Symptoms of salmonella poisoning: Nausea, vomiting, stomach
cramps, fever, headache.
How soon symptoms occur: Within six to forty-eight hours.
Preventives: Rinse poultry, meat and shrimp well in cold water
before you cook them (this sends some of the bugs down the drain).
Never taste anything containing raw egg (no more bowl licking!);
cook eggs until the yolks set and poultry until a meat thermometer,
inserted in the fleshiest part of a thigh, not touching bone,
registers 180°F. Cook meat to an internal temperature of 160°F. or
more. Finally, keep counters, cutting boards, knives and other
implements immaculate, washing them with hot soapy water or perhaps
a diluted bleach solution as soon as you've finished working with
raw eggs, meat or poultry. Lather your hands well, too.
What it is: The medical name for the dysentery this pathogen causes
is shigellosis.
Bacterial source: Dairy products; poultry; potato, pasta and
other bland salads. Contaminated by careless cooks or handlers,
food, if not refrigerated, allows shigella to grow, and outbreaks of
shigellosis will surely follow.
Symptoms of shigellosis: Diarrhea, abdominal cramps, vomiting,
fever and sometimes blood, mucus and/or pus in stools.

Saved data entries:
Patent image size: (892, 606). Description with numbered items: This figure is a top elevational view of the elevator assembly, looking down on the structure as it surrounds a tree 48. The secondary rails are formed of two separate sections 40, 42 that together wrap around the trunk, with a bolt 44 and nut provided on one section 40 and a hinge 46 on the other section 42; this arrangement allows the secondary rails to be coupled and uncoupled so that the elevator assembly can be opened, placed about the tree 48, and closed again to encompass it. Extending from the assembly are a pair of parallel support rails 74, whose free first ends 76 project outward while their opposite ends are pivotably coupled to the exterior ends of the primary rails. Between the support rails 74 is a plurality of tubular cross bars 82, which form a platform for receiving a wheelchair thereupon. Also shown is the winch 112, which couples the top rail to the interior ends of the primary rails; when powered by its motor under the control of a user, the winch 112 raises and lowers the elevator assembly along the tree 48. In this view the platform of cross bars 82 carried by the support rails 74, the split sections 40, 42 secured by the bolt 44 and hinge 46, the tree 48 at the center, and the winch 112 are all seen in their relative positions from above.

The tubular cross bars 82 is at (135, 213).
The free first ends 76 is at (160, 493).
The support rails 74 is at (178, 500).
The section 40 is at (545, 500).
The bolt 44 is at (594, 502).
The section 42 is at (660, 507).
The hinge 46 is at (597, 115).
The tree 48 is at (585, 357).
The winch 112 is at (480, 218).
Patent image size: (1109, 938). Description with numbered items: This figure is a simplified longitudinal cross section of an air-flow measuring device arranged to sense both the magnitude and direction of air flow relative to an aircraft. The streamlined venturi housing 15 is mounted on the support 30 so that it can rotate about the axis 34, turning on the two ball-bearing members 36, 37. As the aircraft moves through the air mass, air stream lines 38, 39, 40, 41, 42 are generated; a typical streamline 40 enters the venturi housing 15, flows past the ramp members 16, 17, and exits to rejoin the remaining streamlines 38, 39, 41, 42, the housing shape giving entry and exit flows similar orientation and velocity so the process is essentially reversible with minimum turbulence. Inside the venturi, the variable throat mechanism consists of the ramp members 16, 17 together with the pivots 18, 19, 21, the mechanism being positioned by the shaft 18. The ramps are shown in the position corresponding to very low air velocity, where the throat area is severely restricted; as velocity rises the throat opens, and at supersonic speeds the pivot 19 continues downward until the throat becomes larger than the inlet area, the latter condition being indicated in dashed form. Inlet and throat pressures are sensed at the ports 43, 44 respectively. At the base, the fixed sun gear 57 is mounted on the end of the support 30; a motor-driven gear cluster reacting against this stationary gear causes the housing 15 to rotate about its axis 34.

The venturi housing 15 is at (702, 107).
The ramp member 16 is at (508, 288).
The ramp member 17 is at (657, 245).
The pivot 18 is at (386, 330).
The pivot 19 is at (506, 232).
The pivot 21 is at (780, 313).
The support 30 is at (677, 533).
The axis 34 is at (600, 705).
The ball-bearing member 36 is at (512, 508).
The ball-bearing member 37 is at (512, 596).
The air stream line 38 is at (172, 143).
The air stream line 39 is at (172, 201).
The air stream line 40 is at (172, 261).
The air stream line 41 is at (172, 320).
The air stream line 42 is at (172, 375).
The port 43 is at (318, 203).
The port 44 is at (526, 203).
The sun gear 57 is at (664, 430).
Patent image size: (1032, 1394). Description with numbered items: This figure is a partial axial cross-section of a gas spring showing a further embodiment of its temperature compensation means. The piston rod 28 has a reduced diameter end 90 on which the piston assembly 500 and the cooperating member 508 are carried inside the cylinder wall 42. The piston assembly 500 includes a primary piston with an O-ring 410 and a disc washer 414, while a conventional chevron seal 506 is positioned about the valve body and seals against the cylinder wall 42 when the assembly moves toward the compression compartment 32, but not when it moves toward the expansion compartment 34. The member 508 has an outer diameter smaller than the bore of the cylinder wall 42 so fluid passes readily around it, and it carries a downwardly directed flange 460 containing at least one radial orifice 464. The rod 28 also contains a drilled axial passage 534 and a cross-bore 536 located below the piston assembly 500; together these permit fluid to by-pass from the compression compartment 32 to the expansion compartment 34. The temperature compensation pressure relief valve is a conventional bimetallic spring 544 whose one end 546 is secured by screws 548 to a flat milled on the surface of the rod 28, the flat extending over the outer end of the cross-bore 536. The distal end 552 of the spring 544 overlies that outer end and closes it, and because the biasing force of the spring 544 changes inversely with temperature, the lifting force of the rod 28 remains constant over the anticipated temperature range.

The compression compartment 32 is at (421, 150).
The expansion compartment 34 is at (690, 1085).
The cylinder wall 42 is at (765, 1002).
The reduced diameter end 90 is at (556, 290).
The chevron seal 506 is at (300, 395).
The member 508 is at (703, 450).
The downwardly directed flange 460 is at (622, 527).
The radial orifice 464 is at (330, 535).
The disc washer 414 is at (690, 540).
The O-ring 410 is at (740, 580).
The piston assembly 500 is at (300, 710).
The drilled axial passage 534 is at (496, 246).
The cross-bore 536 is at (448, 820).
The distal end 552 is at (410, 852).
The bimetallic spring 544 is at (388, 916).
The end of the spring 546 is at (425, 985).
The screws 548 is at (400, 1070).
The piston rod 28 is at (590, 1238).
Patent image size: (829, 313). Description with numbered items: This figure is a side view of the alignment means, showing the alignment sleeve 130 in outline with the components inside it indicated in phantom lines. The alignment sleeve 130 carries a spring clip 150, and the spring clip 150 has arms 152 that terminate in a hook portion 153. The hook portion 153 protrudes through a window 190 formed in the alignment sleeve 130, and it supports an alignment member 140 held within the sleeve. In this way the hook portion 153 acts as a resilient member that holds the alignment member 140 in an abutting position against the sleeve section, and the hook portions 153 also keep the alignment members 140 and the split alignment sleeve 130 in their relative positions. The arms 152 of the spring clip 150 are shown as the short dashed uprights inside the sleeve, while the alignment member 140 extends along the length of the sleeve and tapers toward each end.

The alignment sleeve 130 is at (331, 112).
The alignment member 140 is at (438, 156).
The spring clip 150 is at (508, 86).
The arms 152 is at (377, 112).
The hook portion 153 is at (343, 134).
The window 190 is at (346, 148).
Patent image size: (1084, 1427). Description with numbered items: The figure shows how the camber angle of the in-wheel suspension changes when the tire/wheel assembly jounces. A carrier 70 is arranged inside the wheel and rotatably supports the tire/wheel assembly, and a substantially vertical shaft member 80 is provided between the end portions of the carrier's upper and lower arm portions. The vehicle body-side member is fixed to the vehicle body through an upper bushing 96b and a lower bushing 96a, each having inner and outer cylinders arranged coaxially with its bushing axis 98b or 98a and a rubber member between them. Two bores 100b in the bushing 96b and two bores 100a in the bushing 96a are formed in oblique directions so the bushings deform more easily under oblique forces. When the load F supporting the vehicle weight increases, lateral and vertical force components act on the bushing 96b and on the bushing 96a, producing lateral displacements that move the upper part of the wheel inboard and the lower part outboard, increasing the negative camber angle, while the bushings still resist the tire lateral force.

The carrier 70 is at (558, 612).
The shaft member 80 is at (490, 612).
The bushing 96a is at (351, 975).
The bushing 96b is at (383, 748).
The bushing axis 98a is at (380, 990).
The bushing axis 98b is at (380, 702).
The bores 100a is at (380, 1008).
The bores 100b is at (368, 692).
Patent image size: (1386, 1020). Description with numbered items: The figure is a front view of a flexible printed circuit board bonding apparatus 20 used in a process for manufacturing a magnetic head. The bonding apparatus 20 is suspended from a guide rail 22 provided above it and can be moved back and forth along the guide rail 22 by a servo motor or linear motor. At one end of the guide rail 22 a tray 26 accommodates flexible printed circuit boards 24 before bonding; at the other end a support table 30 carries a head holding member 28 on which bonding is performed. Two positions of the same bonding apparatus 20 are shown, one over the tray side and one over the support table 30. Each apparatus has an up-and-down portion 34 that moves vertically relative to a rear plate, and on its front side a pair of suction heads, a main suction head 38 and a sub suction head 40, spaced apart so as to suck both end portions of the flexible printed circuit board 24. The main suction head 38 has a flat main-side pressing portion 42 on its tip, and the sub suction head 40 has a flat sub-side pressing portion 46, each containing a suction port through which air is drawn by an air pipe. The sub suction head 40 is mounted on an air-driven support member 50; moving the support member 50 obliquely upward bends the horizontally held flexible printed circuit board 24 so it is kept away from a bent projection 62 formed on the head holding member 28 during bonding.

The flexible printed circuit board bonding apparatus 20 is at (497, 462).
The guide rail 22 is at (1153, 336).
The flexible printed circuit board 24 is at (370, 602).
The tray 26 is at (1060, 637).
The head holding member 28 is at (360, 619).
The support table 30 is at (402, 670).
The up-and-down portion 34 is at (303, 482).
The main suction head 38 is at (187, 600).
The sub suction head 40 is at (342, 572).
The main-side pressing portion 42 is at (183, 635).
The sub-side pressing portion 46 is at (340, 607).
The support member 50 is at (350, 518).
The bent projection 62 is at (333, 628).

Explore the material>
1) In the food poisoning text, how soon do salmonella symptoms occur?
2) Copy the food poisoning text word for word, starting at "Symptoms of salmonella" and ending at "hands well, too.".
The rows are separate material and have no connection to the food poisoning text.

Solutions per task>
1) Within six to forty-eight hours.

2)
Symptoms of salmonella poisoning: Nausea, vomiting, stomach
cramps, fever, headache.
How soon symptoms occur: Within six to forty-eight hours.
Preventives: Rinse poultry, meat and shrimp well in cold water
before you cook them (this sends some of the bugs down the drain).
Never taste anything containing raw egg (no more bowl licking!);
cook eggs until the yolks set and poultry until a meat thermometer,
inserted in the fleshiest part of a thigh, not touching bone,
registers 180°F. Cook meat to an internal temperature of 160°F. or
more. Finally, keep counters, cutting boards, knives and other
implements immaculate, washing them with hot soapy water or perhaps
a diluted bleach solution as soon as you've finished working with
raw eggs, meat or poultry. Lather your hands well, too.